*TASK DESCRIPTION:*
Reproduce every line in the listing that contains the word "капитальных".

[Stored records]
+-------+
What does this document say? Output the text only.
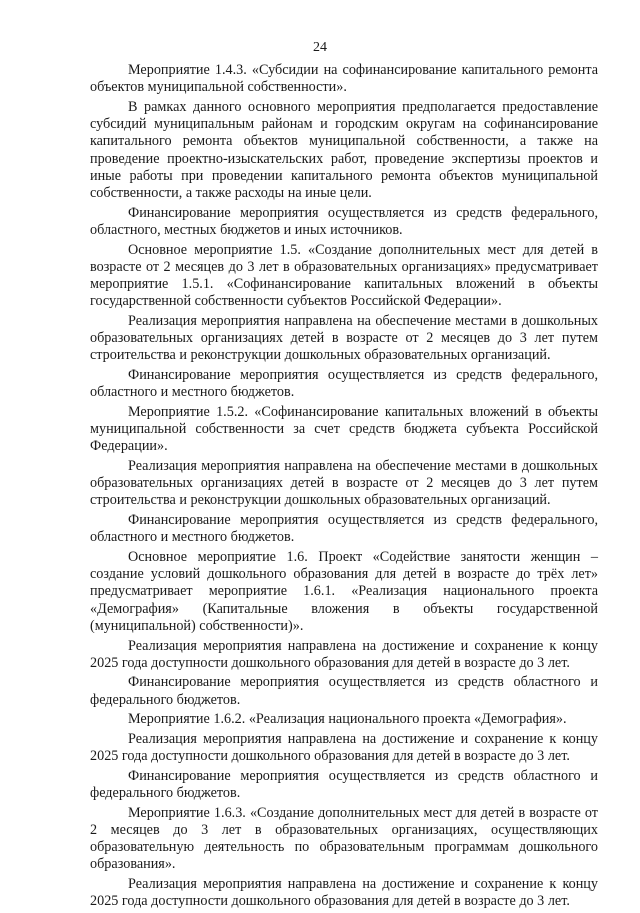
24

Мероприятие 1.4.3. «Субсидии на софинансирование капитального ремонта объектов муниципальной собственности».

В рамках данного основного мероприятия предполагается предоставление субсидий муниципальным районам и городским округам на софинансирование капитального ремонта объектов муниципальной собственности, а также на проведение проектно-изыскательских работ, проведение экспертизы проектов и иные работы при проведении капитального ремонта объектов муниципальной собственности, а также расходы на иные цели.

Финансирование мероприятия осуществляется из средств федерального, областного, местных бюджетов и иных источников.

Основное мероприятие 1.5. «Создание дополнительных мест для детей в возрасте от 2 месяцев до 3 лет в образовательных организациях» предусматривает мероприятие 1.5.1. «Софинансирование капитальных вложений в объекты государственной собственности субъектов Российской Федерации».

Реализация мероприятия направлена на обеспечение местами в дошкольных образовательных организациях детей в возрасте от 2 месяцев до 3 лет путем строительства и реконструкции дошкольных образовательных организаций.

Финансирование мероприятия осуществляется из средств федерального, областного и местного бюджетов.

Мероприятие 1.5.2. «Софинансирование капитальных вложений в объекты муниципальной собственности за счет средств бюджета субъекта Российской Федерации».

Реализация мероприятия направлена на обеспечение местами в дошкольных образовательных организациях детей в возрасте от 2 месяцев до 3 лет путем строительства и реконструкции дошкольных образовательных организаций.

Финансирование мероприятия осуществляется из средств федерального, областного и местного бюджетов.

Основное мероприятие 1.6. Проект «Содействие занятости женщин – создание условий дошкольного образования для детей в возрасте до трёх лет» предусматривает мероприятие 1.6.1. «Реализация национального проекта «Демография» (Капитальные вложения в объекты государственной (муниципальной) собственности)».

Реализация мероприятия направлена на достижение и сохранение к концу 2025 года доступности дошкольного образования для детей в возрасте до 3 лет.

Финансирование мероприятия осуществляется из средств областного и федерального бюджетов.

Мероприятие 1.6.2. «Реализация национального проекта «Демография».

Реализация мероприятия направлена на достижение и сохранение к концу 2025 года доступности дошкольного образования для детей в возрасте до 3 лет.

Финансирование мероприятия осуществляется из средств областного и федерального бюджетов.

Мероприятие 1.6.3. «Создание дополнительных мест для детей в возрасте от 2 месяцев до 3 лет в образовательных организациях, осуществляющих образовательную деятельность по образовательным программам дошкольного образования».

Реализация мероприятия направлена на достижение и сохранение к концу 2025 года доступности дошкольного образования для детей в возрасте до 3 лет.
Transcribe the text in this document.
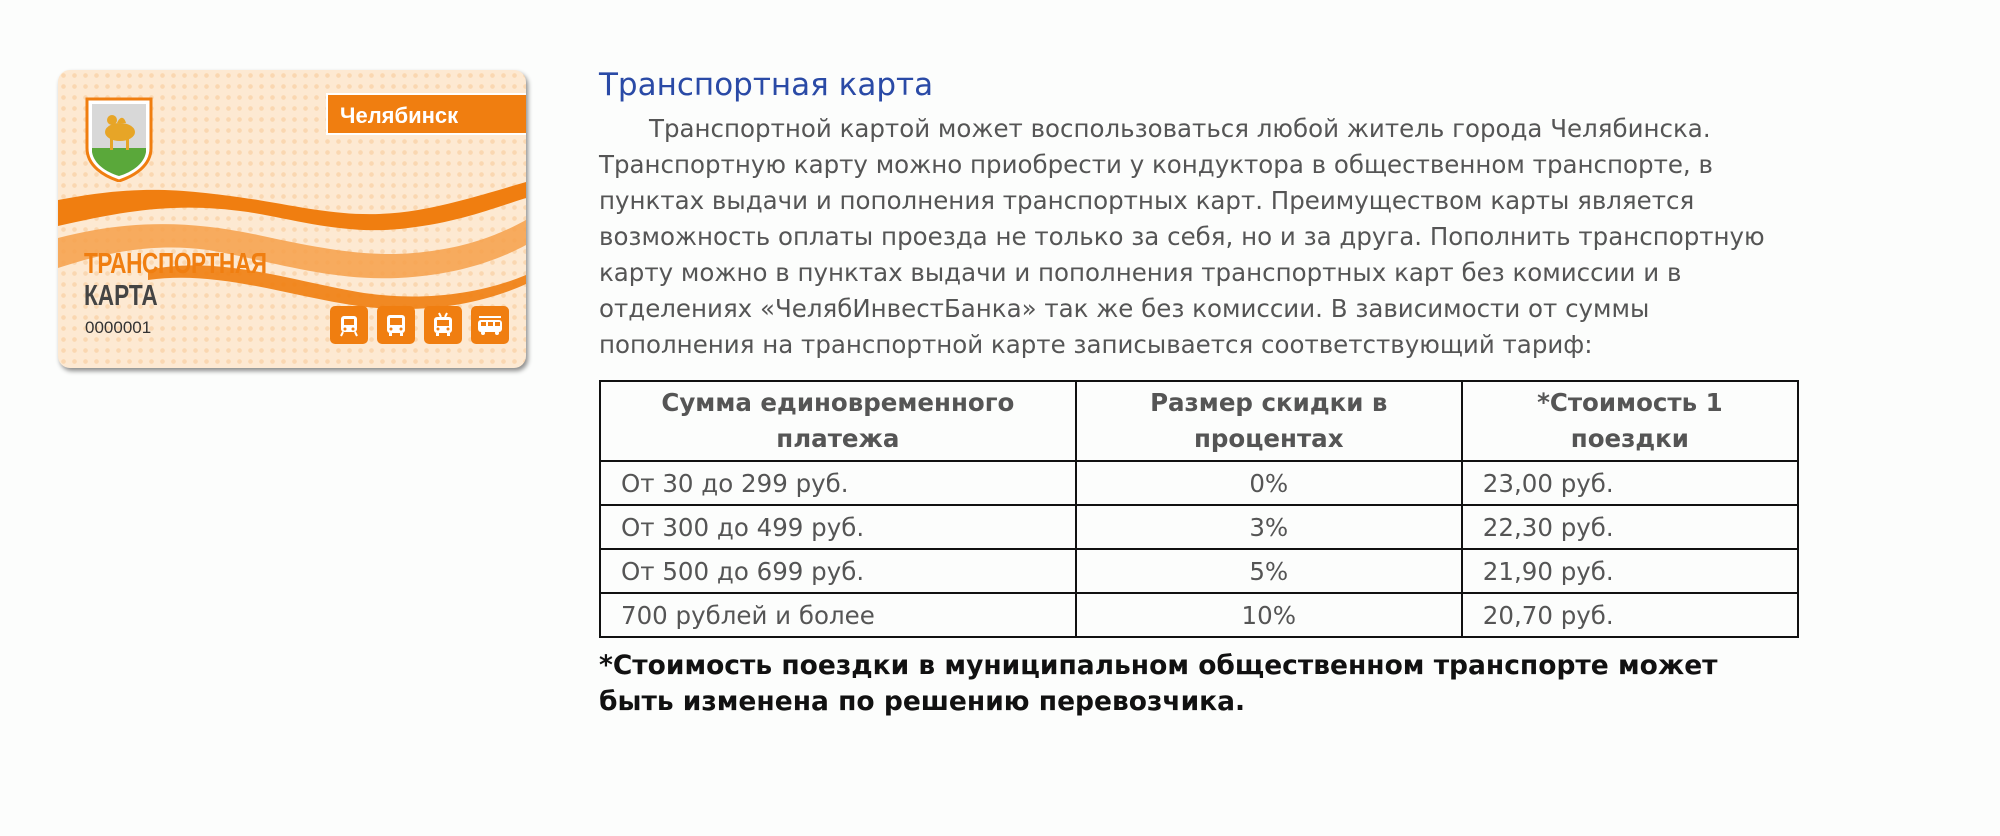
Челябинск
ТРАНСПОРТНАЯ
КАРТА
0000001
Транспортная карта

Транспортной картой может воспользоваться любой житель города Челябинска. Транспортную карту можно приобрести у кондуктора в общественном транспорте, в пунктах выдачи и пополнения транспортных карт. Преимуществом карты является возможность оплаты проезда не только за себя, но и за друга. Пополнить транспортную карту можно в пунктах выдачи и пополнения транспортных карт без комиссии и в отделениях «ЧелябИнвестБанка» так же без комиссии. В зависимости от суммы пополнения на транспортной карте записывается соответствующий тариф:

Сумма единовременного платежа	Размер скидки в процентах	*Стоимость 1 поездки
От 30 до 299 руб.	0%	23,00 руб.
От 300 до 499 руб.	3%	22,30 руб.
От 500 до 699 руб.	5%	21,90 руб.
700 рублей и более	10%	20,70 руб.

*Стоимость поездки в муниципальном общественном транспорте может быть изменена по решению перевозчика.
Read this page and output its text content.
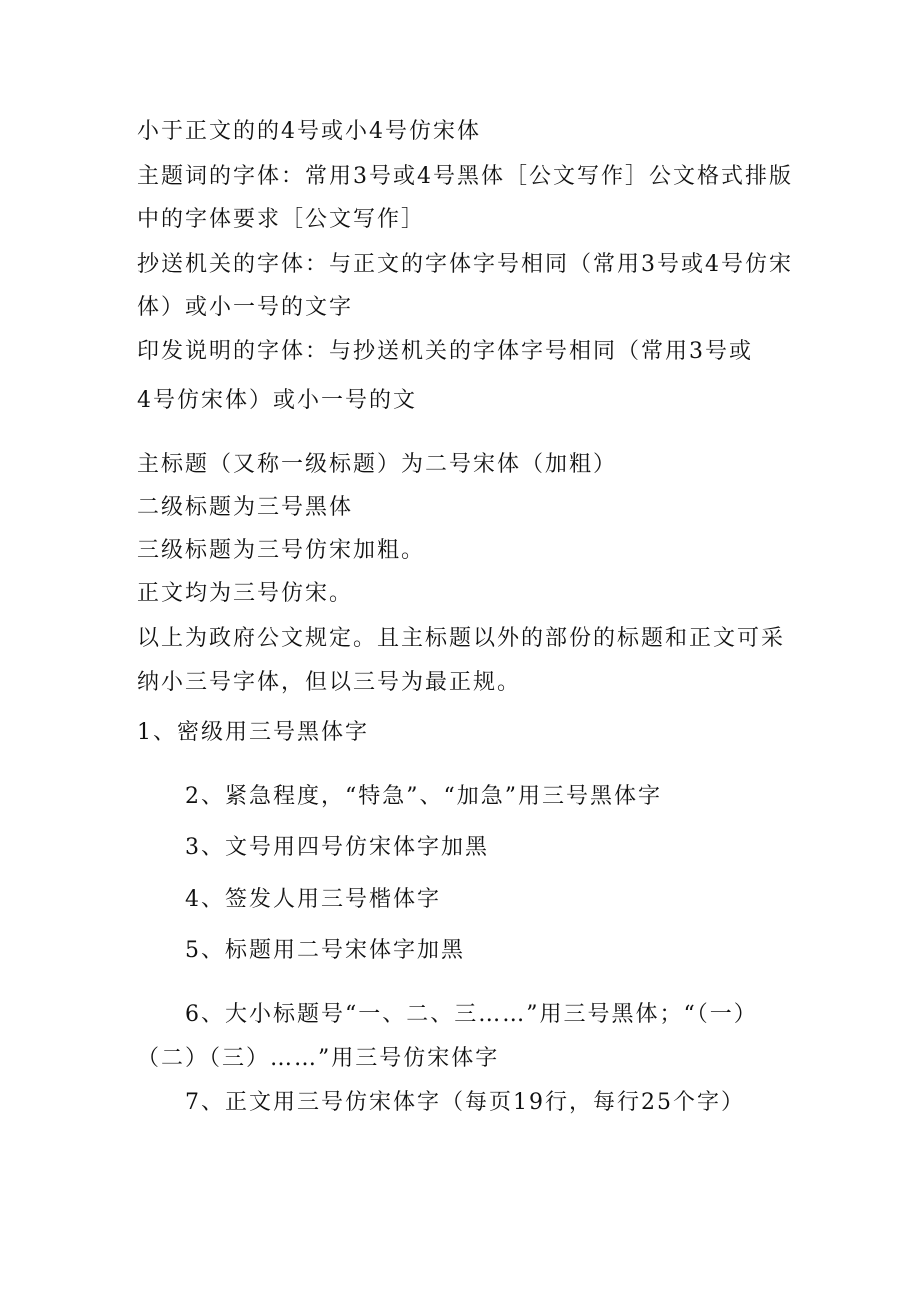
小于正文的的4号或小4号仿宋体

主题词的字体：常用3号或4号黑体［公文写作］公文格式排版

中的字体要求［公文写作］

抄送机关的字体：与正文的字体字号相同（常用3号或4号仿宋

体）或小一号的文字

印发说明的字体：与抄送机关的字体字号相同（常用3号或

4号仿宋体）或小一号的文

主标题（又称一级标题）为二号宋体（加粗）

二级标题为三号黑体

三级标题为三号仿宋加粗。

正文均为三号仿宋。

以上为政府公文规定。且主标题以外的部份的标题和正文可采

纳小三号字体，但以三号为最正规。

1、密级用三号黑体字

2、紧急程度，“特急”、“加急”用三号黑体字

3、文号用四号仿宋体字加黑

4、签发人用三号楷体字

5、标题用二号宋体字加黑

6、大小标题号“一、二、三……”用三号黑体；“（一）

（二）（三）……”用三号仿宋体字

7、正文用三号仿宋体字（每页19行，每行25个字）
+-------+
*RESULT FOR THIS TASK:*
Основное мероприятие 1.5. «Создание дополнительных мест для детей в возрасте от 2 месяцев до 3 лет в образовательных организациях» предусматривает мероприятие 1.5.1. «Софинансирование капитальных вложений в объекты государственной собственности субъектов Российской Федерации».
Мероприятие 1.5.2. «Софинансирование капитальных вложений в объекты муниципальной собственности за счет средств бюджета субъекта Российской Федерации».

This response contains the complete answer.